EXERCISE BRIEF
Tally how many lines in the entries below contain the string "logo", and reply with that number alone.

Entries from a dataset
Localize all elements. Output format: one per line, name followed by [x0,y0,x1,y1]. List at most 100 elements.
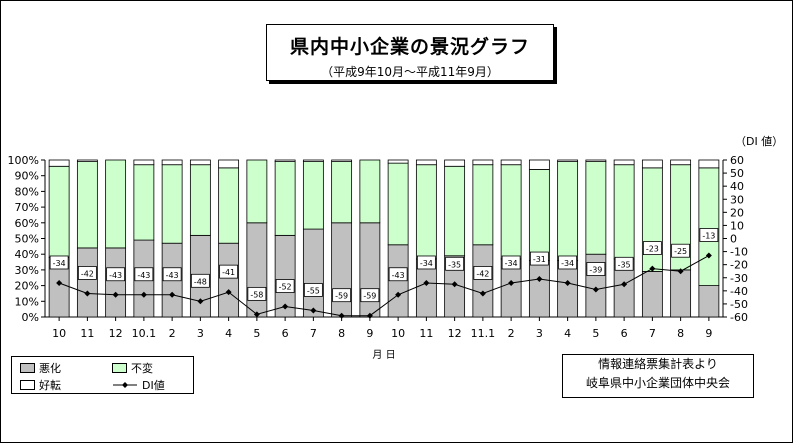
di-data-label: -31 [533,255,546,264]
bar-same [76,161,98,249]
bar-bad [76,247,98,318]
di-data-label: -55 [307,286,320,295]
di-data-label: -34 [53,259,66,268]
left-tick-label: 60% [15,217,39,230]
bar-good [387,159,409,164]
bar-good [274,159,296,162]
di-data-label: -35 [618,260,631,269]
left-tick-label: 70% [15,201,39,214]
di-point [169,291,176,298]
bar-same [641,167,663,272]
x-tick-label: 11 [419,327,433,340]
x-tick-label: 7 [310,327,317,340]
di-point [592,286,599,293]
x-tick-label: 4 [564,327,571,340]
bar-good [500,159,522,166]
bar-bad [698,285,720,318]
di-data-label: -42 [81,269,94,278]
di-label-box [671,243,691,258]
x-tick-label: 3 [197,327,204,340]
di-label-box [190,273,210,288]
bar-good [161,159,183,166]
di-data-label: -43 [392,271,405,280]
bar-good [302,159,324,162]
di-data-label: -39 [589,266,602,275]
di-point [395,291,402,298]
di-label-box [219,264,239,279]
di-data-label: -35 [448,260,461,269]
x-tick-label: 10 [391,327,405,340]
bar-same [698,167,720,287]
di-label-box [49,255,69,270]
bar-bad [359,222,381,318]
di-label-box [106,267,126,282]
chart-subtitle: （平成9年10月～平成11年9月） [321,65,499,79]
left-tick-label: 100% [8,154,39,167]
bar-good [557,159,579,162]
legend-swatch-same [112,363,127,373]
di-data-label: -43 [166,271,179,280]
di-label-box [134,267,154,282]
chart-title: 県内中小企業の景況グラフ [289,36,530,58]
di-label-box [586,262,606,276]
bar-good [189,159,211,166]
di-point [451,281,458,288]
legend-label-same: 不変 [131,362,153,375]
bar-good [218,159,240,169]
bar-good [415,159,437,166]
left-tick-label: 10% [15,295,39,308]
di-point [253,311,260,318]
di-label-box [529,251,549,266]
bar-good [331,159,353,162]
legend-line-icon [113,382,137,388]
source-box: 情報連絡票集計表より 岐阜県中小企業団体中央会 [562,354,754,398]
bar-bad [641,271,663,318]
bar-good [472,159,494,166]
left-tick-label: 20% [15,280,39,293]
bar-bad [331,222,353,318]
legend-label-di: DI値 [142,379,165,392]
di-label-box [642,241,662,255]
bar-same [415,164,437,260]
bar-same [387,162,409,246]
di-line [58,255,710,317]
di-point [282,303,289,310]
di-data-label: -43 [137,271,150,280]
bar-good [698,159,720,169]
di-point [705,252,712,259]
di-label-box [416,255,436,270]
x-tick-label: 11 [80,327,94,340]
x-tick-label: 9 [366,327,373,340]
left-tick-label: 40% [15,248,39,261]
di-point [479,290,486,297]
bar-same [246,159,268,224]
title-box: 県内中小企業の景況グラフ （平成9年10月～平成11年9月） [266,24,554,81]
x-tick-label: 10.1 [132,327,157,340]
bar-bad [302,228,324,318]
x-tick-label: 6 [282,327,289,340]
bar-same [48,165,70,258]
di-data-label: -48 [194,277,207,286]
di-point [112,291,119,298]
right-tick-label: 50 [730,167,744,180]
left-tick-label: 30% [15,264,39,277]
x-tick-label: 12 [109,327,123,340]
right-tick-label: 0 [730,233,737,246]
di-label-box [360,288,380,303]
di-data-label: -34 [505,259,518,268]
x-tick-label: 4 [225,327,232,340]
x-tick-label: 12 [448,327,462,340]
bar-same [585,161,607,255]
x-tick-label: 7 [649,327,656,340]
bar-bad [670,269,692,318]
legend-item-di: DI値 [112,377,165,393]
di-point [225,289,232,296]
bar-same [218,167,240,244]
di-point [140,291,147,298]
right-tick-label: 60 [730,154,744,167]
di-label-box [558,255,578,270]
di-point [508,279,515,286]
x-tick-label: 6 [621,327,628,340]
bar-good [670,159,692,166]
di-data-label: -59 [363,292,376,301]
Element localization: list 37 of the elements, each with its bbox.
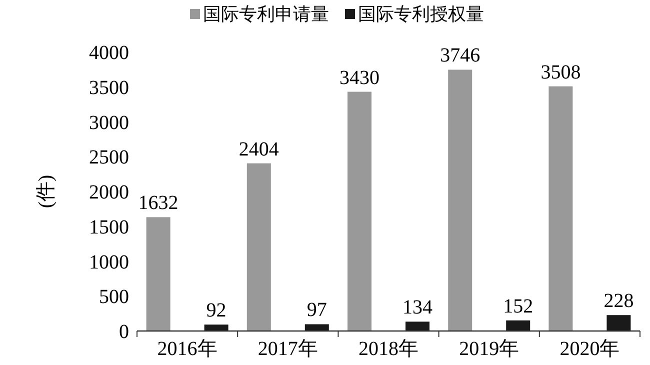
y-tick-label: 2000 — [89, 182, 129, 204]
data-label: 97 — [306, 299, 327, 322]
y-tick-label: 1500 — [89, 216, 129, 238]
x-tick-label: 2019年 — [459, 338, 520, 360]
data-label: 1632 — [138, 192, 178, 214]
bar — [448, 70, 472, 331]
bar — [506, 320, 530, 331]
data-label: 3746 — [440, 44, 480, 67]
data-label: 2404 — [238, 138, 279, 160]
bar — [548, 86, 573, 331]
data-label: 92 — [206, 300, 226, 322]
data-label: 3430 — [340, 66, 380, 89]
y-tick-label: 4000 — [89, 42, 129, 64]
x-tick-label: 2017年 — [258, 338, 318, 360]
x-tick-label: 2016年 — [157, 338, 218, 360]
y-tick-label: 500 — [99, 286, 129, 308]
bar — [146, 217, 170, 331]
legend-label: 国际专利申请量 — [203, 4, 329, 24]
bar — [246, 163, 271, 331]
y-tick-label: 2500 — [89, 146, 129, 169]
bar — [204, 324, 228, 331]
data-label: 3508 — [540, 61, 581, 84]
bar — [348, 92, 372, 331]
data-label: 228 — [604, 290, 634, 312]
x-tick-label: 2020年 — [560, 338, 620, 360]
y-tick-label: 1000 — [89, 251, 129, 274]
legend-label: 国际专利授权量 — [358, 4, 484, 24]
y-tick-label: 3500 — [89, 76, 129, 99]
bar — [606, 315, 631, 331]
data-label: 134 — [402, 296, 432, 319]
y-axis-title: (件) — [35, 174, 57, 208]
data-label: 152 — [503, 295, 534, 318]
bar — [406, 322, 430, 331]
bar — [304, 324, 329, 331]
y-tick-label: 3000 — [89, 112, 129, 134]
y-tick-label: 0 — [119, 321, 129, 343]
x-tick-label: 2018年 — [358, 338, 418, 360]
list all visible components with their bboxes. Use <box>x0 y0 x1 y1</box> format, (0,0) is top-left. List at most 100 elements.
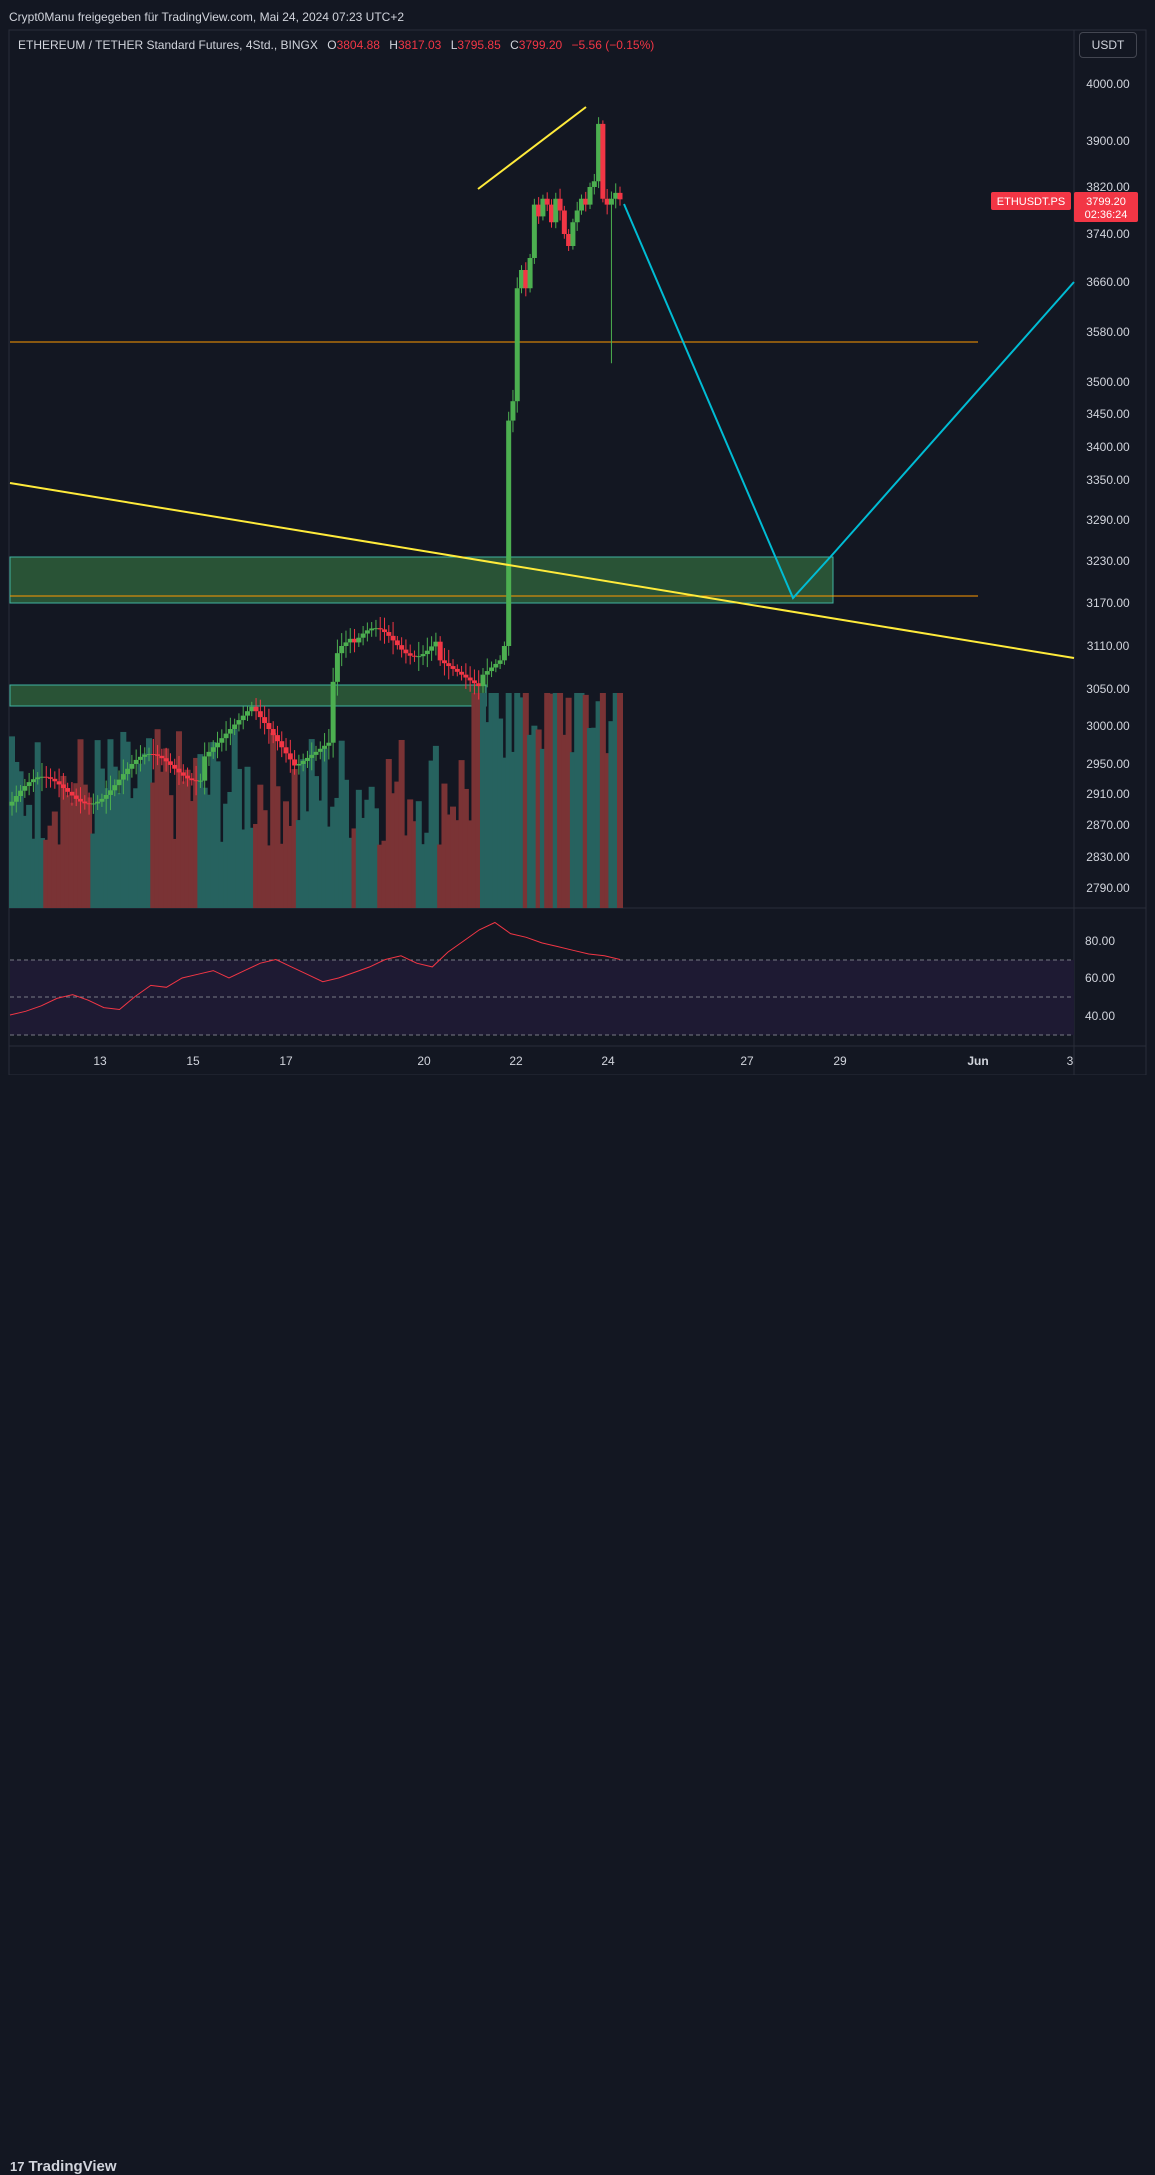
volume-bar <box>595 701 602 908</box>
candle-body <box>390 635 396 641</box>
tradingview-logo[interactable]: 17 TradingView <box>10 2158 117 2175</box>
volume-bar <box>557 693 564 908</box>
candle-body <box>287 753 293 760</box>
candle-body <box>570 222 576 246</box>
volume-bar <box>492 693 499 908</box>
candle-body <box>373 628 379 630</box>
volume-bar <box>90 833 97 908</box>
candle-body <box>167 761 173 765</box>
high-label: H <box>389 38 398 52</box>
tradingview-logo-text: TradingView <box>28 2158 117 2175</box>
candle-body <box>394 640 400 646</box>
volume-bar <box>548 693 555 908</box>
volume-bar <box>445 814 452 908</box>
time-tick-label: 15 <box>186 1054 200 1068</box>
candlesticks <box>9 117 623 816</box>
time-tick-label: Jun <box>967 1054 988 1068</box>
candle-body <box>416 656 422 658</box>
volume-bar <box>604 753 611 908</box>
volume-bar <box>9 736 15 908</box>
candle-body <box>480 674 486 687</box>
time-tick-label: 3 <box>1067 1054 1074 1068</box>
candle-body <box>411 655 417 657</box>
candle-body <box>210 747 216 752</box>
volume-bar <box>274 786 281 908</box>
candle-body <box>266 723 272 730</box>
candle-body <box>322 745 328 749</box>
volume-bar <box>38 838 45 908</box>
volume-bar <box>154 729 161 908</box>
candle-body <box>441 660 447 664</box>
candle-body <box>326 742 332 746</box>
volume-bar <box>450 806 457 908</box>
time-tick-label: 17 <box>279 1054 293 1068</box>
volume-bar <box>351 828 358 908</box>
candle-body <box>613 192 619 199</box>
candle-body <box>48 777 54 779</box>
volume-bar <box>591 727 598 908</box>
candle-body <box>30 779 36 783</box>
volume-bar <box>111 766 118 908</box>
symbol-badge-text: ETHUSDT.PS <box>997 196 1065 208</box>
open-label: O <box>327 38 337 52</box>
candle-body <box>133 759 139 764</box>
candle-body <box>150 754 156 756</box>
candle-body <box>283 747 289 754</box>
candle-body <box>163 758 169 762</box>
candle-body <box>510 401 516 421</box>
candle-body <box>536 204 542 217</box>
time-tick-label: 13 <box>93 1054 107 1068</box>
candle-body <box>420 654 426 657</box>
rsi-tick-label: 40.00 <box>1085 1009 1115 1023</box>
candle-body <box>364 630 370 634</box>
candle-body <box>339 646 345 654</box>
volume-bar <box>479 693 486 908</box>
volume-bar <box>116 792 123 908</box>
rsi-tick-label: 60.00 <box>1085 971 1115 985</box>
candle-body <box>471 680 477 684</box>
chart-canvas[interactable]: 4000.00 3900.00 3820.00 3740.00 3660.00 3580.… <box>0 0 1155 1110</box>
candle-body <box>399 645 405 650</box>
volume-bar <box>599 693 606 908</box>
volume-bar <box>43 839 50 908</box>
volume-bar <box>574 693 581 908</box>
time-tick-label: 20 <box>417 1054 431 1068</box>
candle-body <box>403 649 409 654</box>
candle-body <box>52 778 58 782</box>
candle-body <box>95 801 101 804</box>
candle-body <box>120 774 126 780</box>
volume-bar <box>270 732 277 908</box>
candle-body <box>56 781 62 785</box>
price-tick-label: 2910.00 <box>1086 787 1130 801</box>
candle-body <box>591 181 597 187</box>
volume-bar <box>420 844 427 908</box>
currency-button[interactable]: USDT <box>1079 32 1137 58</box>
volume-bar <box>535 729 542 908</box>
symbol-legend: ETHEREUM / TETHER Standard Futures, 4Std… <box>18 38 654 52</box>
candle-body <box>189 778 195 781</box>
volume-bar <box>587 727 594 908</box>
volume-bar <box>565 697 572 908</box>
candle-body <box>304 757 310 761</box>
volume-bar <box>402 835 409 908</box>
volume-bar <box>98 768 105 908</box>
candle-body <box>382 629 388 633</box>
candle-body <box>347 638 353 643</box>
volume-bar <box>261 810 268 908</box>
volume-bar <box>518 697 525 908</box>
volume-bar <box>64 795 71 908</box>
volume-bar <box>291 769 298 908</box>
candle-body <box>506 420 512 646</box>
candle-body <box>386 632 392 636</box>
candle-body <box>424 650 430 655</box>
price-tick-label: 2830.00 <box>1086 850 1130 864</box>
volume-bar <box>415 801 422 908</box>
volume-bar <box>205 794 212 908</box>
candle-body <box>587 187 593 205</box>
volume-bar <box>30 838 37 908</box>
candle-body <box>596 123 602 182</box>
volume-bar <box>265 845 272 908</box>
symbol-title: ETHEREUM / TETHER Standard Futures, 4Std… <box>18 38 318 52</box>
candle-body <box>489 667 495 672</box>
volume-bar <box>278 843 285 908</box>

THE SOLUTION
2